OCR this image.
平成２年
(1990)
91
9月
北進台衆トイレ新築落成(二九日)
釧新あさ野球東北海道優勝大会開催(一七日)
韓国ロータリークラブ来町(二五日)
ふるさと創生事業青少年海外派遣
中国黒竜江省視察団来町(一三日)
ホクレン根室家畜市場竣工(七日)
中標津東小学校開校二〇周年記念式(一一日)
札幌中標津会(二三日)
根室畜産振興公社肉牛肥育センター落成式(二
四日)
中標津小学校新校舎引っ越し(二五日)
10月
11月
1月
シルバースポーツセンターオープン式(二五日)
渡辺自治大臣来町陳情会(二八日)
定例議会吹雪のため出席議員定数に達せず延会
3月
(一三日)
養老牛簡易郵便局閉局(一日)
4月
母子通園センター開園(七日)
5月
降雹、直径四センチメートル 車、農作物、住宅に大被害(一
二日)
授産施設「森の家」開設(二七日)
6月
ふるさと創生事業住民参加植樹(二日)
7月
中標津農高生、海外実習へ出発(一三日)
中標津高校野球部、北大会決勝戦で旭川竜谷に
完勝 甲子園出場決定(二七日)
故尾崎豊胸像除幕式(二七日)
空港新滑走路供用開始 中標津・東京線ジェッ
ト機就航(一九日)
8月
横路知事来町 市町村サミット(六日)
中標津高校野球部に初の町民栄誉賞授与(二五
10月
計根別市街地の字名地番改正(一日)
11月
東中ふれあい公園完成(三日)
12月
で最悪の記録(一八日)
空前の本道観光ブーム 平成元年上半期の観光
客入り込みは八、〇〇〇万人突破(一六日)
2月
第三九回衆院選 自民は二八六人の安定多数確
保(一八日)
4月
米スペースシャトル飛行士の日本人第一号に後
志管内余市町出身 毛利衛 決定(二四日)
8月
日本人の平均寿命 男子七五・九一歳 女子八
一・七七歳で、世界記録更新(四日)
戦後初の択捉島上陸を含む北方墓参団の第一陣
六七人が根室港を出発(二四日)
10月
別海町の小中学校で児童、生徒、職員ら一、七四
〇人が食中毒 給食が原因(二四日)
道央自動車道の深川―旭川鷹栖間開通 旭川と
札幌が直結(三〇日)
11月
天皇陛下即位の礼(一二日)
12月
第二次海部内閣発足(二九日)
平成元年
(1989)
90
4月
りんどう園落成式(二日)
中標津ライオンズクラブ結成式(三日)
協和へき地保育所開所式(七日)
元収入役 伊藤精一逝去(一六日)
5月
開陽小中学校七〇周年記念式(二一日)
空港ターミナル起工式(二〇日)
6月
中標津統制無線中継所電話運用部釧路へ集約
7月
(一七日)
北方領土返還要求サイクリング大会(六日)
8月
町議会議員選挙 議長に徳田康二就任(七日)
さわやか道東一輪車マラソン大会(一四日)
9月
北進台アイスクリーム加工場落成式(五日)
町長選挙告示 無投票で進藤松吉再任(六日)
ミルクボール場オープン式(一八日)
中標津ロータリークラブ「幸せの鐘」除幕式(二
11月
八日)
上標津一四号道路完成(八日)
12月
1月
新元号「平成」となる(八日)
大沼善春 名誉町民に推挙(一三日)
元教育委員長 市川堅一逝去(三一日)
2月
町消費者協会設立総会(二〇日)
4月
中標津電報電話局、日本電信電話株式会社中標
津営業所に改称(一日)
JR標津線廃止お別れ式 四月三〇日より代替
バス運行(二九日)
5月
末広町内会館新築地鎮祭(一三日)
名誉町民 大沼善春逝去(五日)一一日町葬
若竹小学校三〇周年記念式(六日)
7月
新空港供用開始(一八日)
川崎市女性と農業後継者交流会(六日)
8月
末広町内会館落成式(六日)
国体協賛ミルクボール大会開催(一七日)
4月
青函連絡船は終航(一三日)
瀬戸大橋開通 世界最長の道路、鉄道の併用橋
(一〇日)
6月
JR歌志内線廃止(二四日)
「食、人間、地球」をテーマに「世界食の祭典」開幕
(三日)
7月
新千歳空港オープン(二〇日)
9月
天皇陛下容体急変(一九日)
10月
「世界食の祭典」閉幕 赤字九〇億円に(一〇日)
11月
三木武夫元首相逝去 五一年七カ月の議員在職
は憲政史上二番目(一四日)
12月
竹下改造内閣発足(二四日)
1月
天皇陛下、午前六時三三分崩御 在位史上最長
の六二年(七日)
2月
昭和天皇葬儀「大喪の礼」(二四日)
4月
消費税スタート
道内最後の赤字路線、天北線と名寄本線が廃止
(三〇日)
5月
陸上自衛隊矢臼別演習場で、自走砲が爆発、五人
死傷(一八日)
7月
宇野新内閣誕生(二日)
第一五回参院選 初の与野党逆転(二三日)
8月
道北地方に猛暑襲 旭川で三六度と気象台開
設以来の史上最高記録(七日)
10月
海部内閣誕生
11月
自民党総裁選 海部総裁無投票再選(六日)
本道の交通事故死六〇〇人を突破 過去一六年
——
GIVEN REQUEST: Each entry above is to be quoted exactly.

RESPONSE TO THE EXERCISE:
OCR this image.
平成２年
(1990)
91
9月
北進台衆トイレ新築落成(二九日)
釧新あさ野球東北海道優勝大会開催(一七日)
韓国ロータリークラブ来町(二五日)
ふるさと創生事業青少年海外派遣
中国黒竜江省視察団来町(一三日)
ホクレン根室家畜市場竣工(七日)
中標津東小学校開校二〇周年記念式(一一日)
札幌中標津会(二三日)
根室畜産振興公社肉牛肥育センター落成式(二
四日)
中標津小学校新校舎引っ越し(二五日)
10月
11月
1月
シルバースポーツセンターオープン式(二五日)
渡辺自治大臣来町陳情会(二八日)
定例議会吹雪のため出席議員定数に達せず延会
3月
(一三日)
養老牛簡易郵便局閉局(一日)
4月
母子通園センター開園(七日)
5月
降雹、直径四センチメートル 車、農作物、住宅に大被害(一
二日)
授産施設「森の家」開設(二七日)
6月
ふるさと創生事業住民参加植樹(二日)
7月
中標津農高生、海外実習へ出発(一三日)
中標津高校野球部、北大会決勝戦で旭川竜谷に
完勝 甲子園出場決定(二七日)
故尾崎豊胸像除幕式(二七日)
空港新滑走路供用開始 中標津・東京線ジェッ
ト機就航(一九日)
8月
横路知事来町 市町村サミット(六日)
中標津高校野球部に初の町民栄誉賞授与(二五
10月
計根別市街地の字名地番改正(一日)
11月
東中ふれあい公園完成(三日)
12月
で最悪の記録(一八日)
空前の本道観光ブーム 平成元年上半期の観光
客入り込みは八、〇〇〇万人突破(一六日)
2月
第三九回衆院選 自民は二八六人の安定多数確
保(一八日)
4月
米スペースシャトル飛行士の日本人第一号に後
志管内余市町出身 毛利衛 決定(二四日)
8月
日本人の平均寿命 男子七五・九一歳 女子八
一・七七歳で、世界記録更新(四日)
戦後初の択捉島上陸を含む北方墓参団の第一陣
六七人が根室港を出発(二四日)
10月
別海町の小中学校で児童、生徒、職員ら一、七四
〇人が食中毒 給食が原因(二四日)
道央自動車道の深川―旭川鷹栖間開通 旭川と
札幌が直結(三〇日)
11月
天皇陛下即位の礼(一二日)
12月
第二次海部内閣発足(二九日)
平成元年
(1989)
90
4月
りんどう園落成式(二日)
中標津ライオンズクラブ結成式(三日)
協和へき地保育所開所式(七日)
元収入役 伊藤精一逝去(一六日)
5月
開陽小中学校七〇周年記念式(二一日)
空港ターミナル起工式(二〇日)
6月
中標津統制無線中継所電話運用部釧路へ集約
7月
(一七日)
北方領土返還要求サイクリング大会(六日)
8月
町議会議員選挙 議長に徳田康二就任(七日)
さわやか道東一輪車マラソン大会(一四日)
9月
北進台アイスクリーム加工場落成式(五日)
町長選挙告示 無投票で進藤松吉再任(六日)
ミルクボール場オープン式(一八日)
中標津ロータリークラブ「幸せの鐘」除幕式(二
11月
八日)
上標津一四号道路完成(八日)
12月
1月
新元号「平成」となる(八日)
大沼善春 名誉町民に推挙(一三日)
元教育委員長 市川堅一逝去(三一日)
2月
町消費者協会設立総会(二〇日)
4月
中標津電報電話局、日本電信電話株式会社中標
津営業所に改称(一日)
JR標津線廃止お別れ式 四月三〇日より代替
バス運行(二九日)
5月
末広町内会館新築地鎮祭(一三日)
名誉町民 大沼善春逝去(五日)一一日町葬
若竹小学校三〇周年記念式(六日)
7月
新空港供用開始(一八日)
川崎市女性と農業後継者交流会(六日)
8月
末広町内会館落成式(六日)
国体協賛ミルクボール大会開催(一七日)
4月
青函連絡船は終航(一三日)
瀬戸大橋開通 世界最長の道路、鉄道の併用橋
(一〇日)
6月
JR歌志内線廃止(二四日)
「食、人間、地球」をテーマに「世界食の祭典」開幕
(三日)
7月
新千歳空港オープン(二〇日)
9月
天皇陛下容体急変(一九日)
10月
「世界食の祭典」閉幕 赤字九〇億円に(一〇日)
11月
三木武夫元首相逝去 五一年七カ月の議員在職
は憲政史上二番目(一四日)
12月
竹下改造内閣発足(二四日)
1月
天皇陛下、午前六時三三分崩御 在位史上最長
の六二年(七日)
2月
昭和天皇葬儀「大喪の礼」(二四日)
4月
消費税スタート
道内最後の赤字路線、天北線と名寄本線が廃止
(三〇日)
5月
陸上自衛隊矢臼別演習場で、自走砲が爆発、五人
死傷(一八日)
7月
宇野新内閣誕生(二日)
第一五回参院選 初の与野党逆転(二三日)
8月
道北地方に猛暑襲 旭川で三六度と気象台開
設以来の史上最高記録(七日)
10月
海部内閣誕生
11月
自民党総裁選 海部総裁無投票再選(六日)
本道の交通事故死六〇〇人を突破 過去一六年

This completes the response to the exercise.